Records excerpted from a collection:
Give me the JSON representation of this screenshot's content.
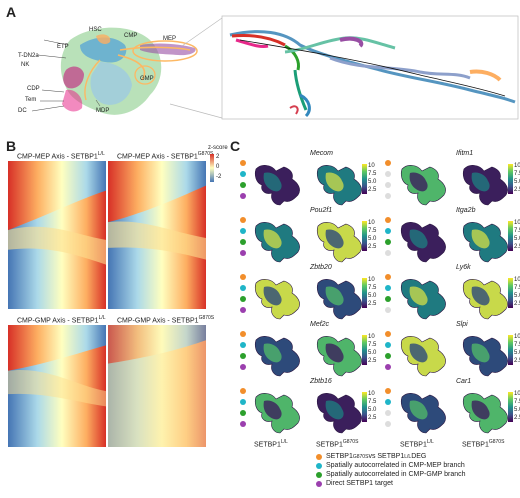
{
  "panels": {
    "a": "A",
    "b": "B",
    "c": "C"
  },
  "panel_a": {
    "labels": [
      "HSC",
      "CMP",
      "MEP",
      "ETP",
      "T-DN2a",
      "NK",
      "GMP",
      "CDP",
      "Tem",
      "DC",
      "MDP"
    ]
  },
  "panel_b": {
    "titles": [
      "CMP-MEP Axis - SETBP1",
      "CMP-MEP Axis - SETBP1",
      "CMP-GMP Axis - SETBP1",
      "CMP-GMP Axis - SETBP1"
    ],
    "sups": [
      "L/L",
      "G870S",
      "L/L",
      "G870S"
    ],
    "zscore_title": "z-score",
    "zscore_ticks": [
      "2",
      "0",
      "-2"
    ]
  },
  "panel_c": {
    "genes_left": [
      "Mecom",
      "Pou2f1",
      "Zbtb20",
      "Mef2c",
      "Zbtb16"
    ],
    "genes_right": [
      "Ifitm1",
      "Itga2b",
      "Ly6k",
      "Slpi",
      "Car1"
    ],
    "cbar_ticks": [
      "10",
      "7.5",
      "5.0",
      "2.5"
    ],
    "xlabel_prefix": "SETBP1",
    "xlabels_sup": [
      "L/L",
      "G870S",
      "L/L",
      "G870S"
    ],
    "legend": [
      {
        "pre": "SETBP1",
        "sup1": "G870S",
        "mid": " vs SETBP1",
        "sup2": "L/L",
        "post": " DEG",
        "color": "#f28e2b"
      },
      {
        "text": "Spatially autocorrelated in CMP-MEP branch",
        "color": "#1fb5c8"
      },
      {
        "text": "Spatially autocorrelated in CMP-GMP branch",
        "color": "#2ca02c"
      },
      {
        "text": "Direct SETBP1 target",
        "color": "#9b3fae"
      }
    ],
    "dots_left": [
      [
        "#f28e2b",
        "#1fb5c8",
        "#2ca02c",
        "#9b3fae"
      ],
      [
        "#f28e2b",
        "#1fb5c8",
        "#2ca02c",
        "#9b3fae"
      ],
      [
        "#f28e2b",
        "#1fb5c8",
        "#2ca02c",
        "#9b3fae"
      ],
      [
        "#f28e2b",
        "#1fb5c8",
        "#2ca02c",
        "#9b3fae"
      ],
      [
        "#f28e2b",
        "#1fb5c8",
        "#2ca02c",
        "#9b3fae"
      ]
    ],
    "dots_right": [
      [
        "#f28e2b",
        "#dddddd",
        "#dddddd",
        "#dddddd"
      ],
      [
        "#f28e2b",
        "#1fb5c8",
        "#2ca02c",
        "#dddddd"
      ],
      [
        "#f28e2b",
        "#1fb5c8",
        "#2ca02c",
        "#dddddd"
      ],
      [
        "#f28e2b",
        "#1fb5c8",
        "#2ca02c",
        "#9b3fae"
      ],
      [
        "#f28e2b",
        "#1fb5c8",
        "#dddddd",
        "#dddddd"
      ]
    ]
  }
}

What is needed: Omit the pictures, then give all the lines above again exactly.

Answer to this problem:
Give me the JSON representation of this screenshot's content.
{
  "panels": {
    "a": "A",
    "b": "B",
    "c": "C"
  },
  "panel_a": {
    "labels": [
      "HSC",
      "CMP",
      "MEP",
      "ETP",
      "T-DN2a",
      "NK",
      "GMP",
      "CDP",
      "Tem",
      "DC",
      "MDP"
    ]
  },
  "panel_b": {
    "titles": [
      "CMP-MEP Axis - SETBP1",
      "CMP-MEP Axis - SETBP1",
      "CMP-GMP Axis - SETBP1",
      "CMP-GMP Axis - SETBP1"
    ],
    "sups": [
      "L/L",
      "G870S",
      "L/L",
      "G870S"
    ],
    "zscore_title": "z-score",
    "zscore_ticks": [
      "2",
      "0",
      "-2"
    ]
  },
  "panel_c": {
    "genes_left": [
      "Mecom",
      "Pou2f1",
      "Zbtb20",
      "Mef2c",
      "Zbtb16"
    ],
    "genes_right": [
      "Ifitm1",
      "Itga2b",
      "Ly6k",
      "Slpi",
      "Car1"
    ],
    "cbar_ticks": [
      "10",
      "7.5",
      "5.0",
      "2.5"
    ],
    "xlabel_prefix": "SETBP1",
    "xlabels_sup": [
      "L/L",
      "G870S",
      "L/L",
      "G870S"
    ],
    "legend": [
      {
        "pre": "SETBP1",
        "sup1": "G870S",
        "mid": " vs SETBP1",
        "sup2": "L/L",
        "post": " DEG",
        "color": "#f28e2b"
      },
      {
        "text": "Spatially autocorrelated in CMP-MEP branch",
        "color": "#1fb5c8"
      },
      {
        "text": "Spatially autocorrelated in CMP-GMP branch",
        "color": "#2ca02c"
      },
      {
        "text": "Direct SETBP1 target",
        "color": "#9b3fae"
      }
    ],
    "dots_left": [
      [
        "#f28e2b",
        "#1fb5c8",
        "#2ca02c",
        "#9b3fae"
      ],
      [
        "#f28e2b",
        "#1fb5c8",
        "#2ca02c",
        "#9b3fae"
      ],
      [
        "#f28e2b",
        "#1fb5c8",
        "#2ca02c",
        "#9b3fae"
      ],
      [
        "#f28e2b",
        "#1fb5c8",
        "#2ca02c",
        "#9b3fae"
      ],
      [
        "#f28e2b",
        "#1fb5c8",
        "#2ca02c",
        "#9b3fae"
      ]
    ],
    "dots_right": [
      [
        "#f28e2b",
        "#dddddd",
        "#dddddd",
        "#dddddd"
      ],
      [
        "#f28e2b",
        "#1fb5c8",
        "#2ca02c",
        "#dddddd"
      ],
      [
        "#f28e2b",
        "#1fb5c8",
        "#2ca02c",
        "#dddddd"
      ],
      [
        "#f28e2b",
        "#1fb5c8",
        "#2ca02c",
        "#9b3fae"
      ],
      [
        "#f28e2b",
        "#1fb5c8",
        "#dddddd",
        "#dddddd"
      ]
    ]
  }
}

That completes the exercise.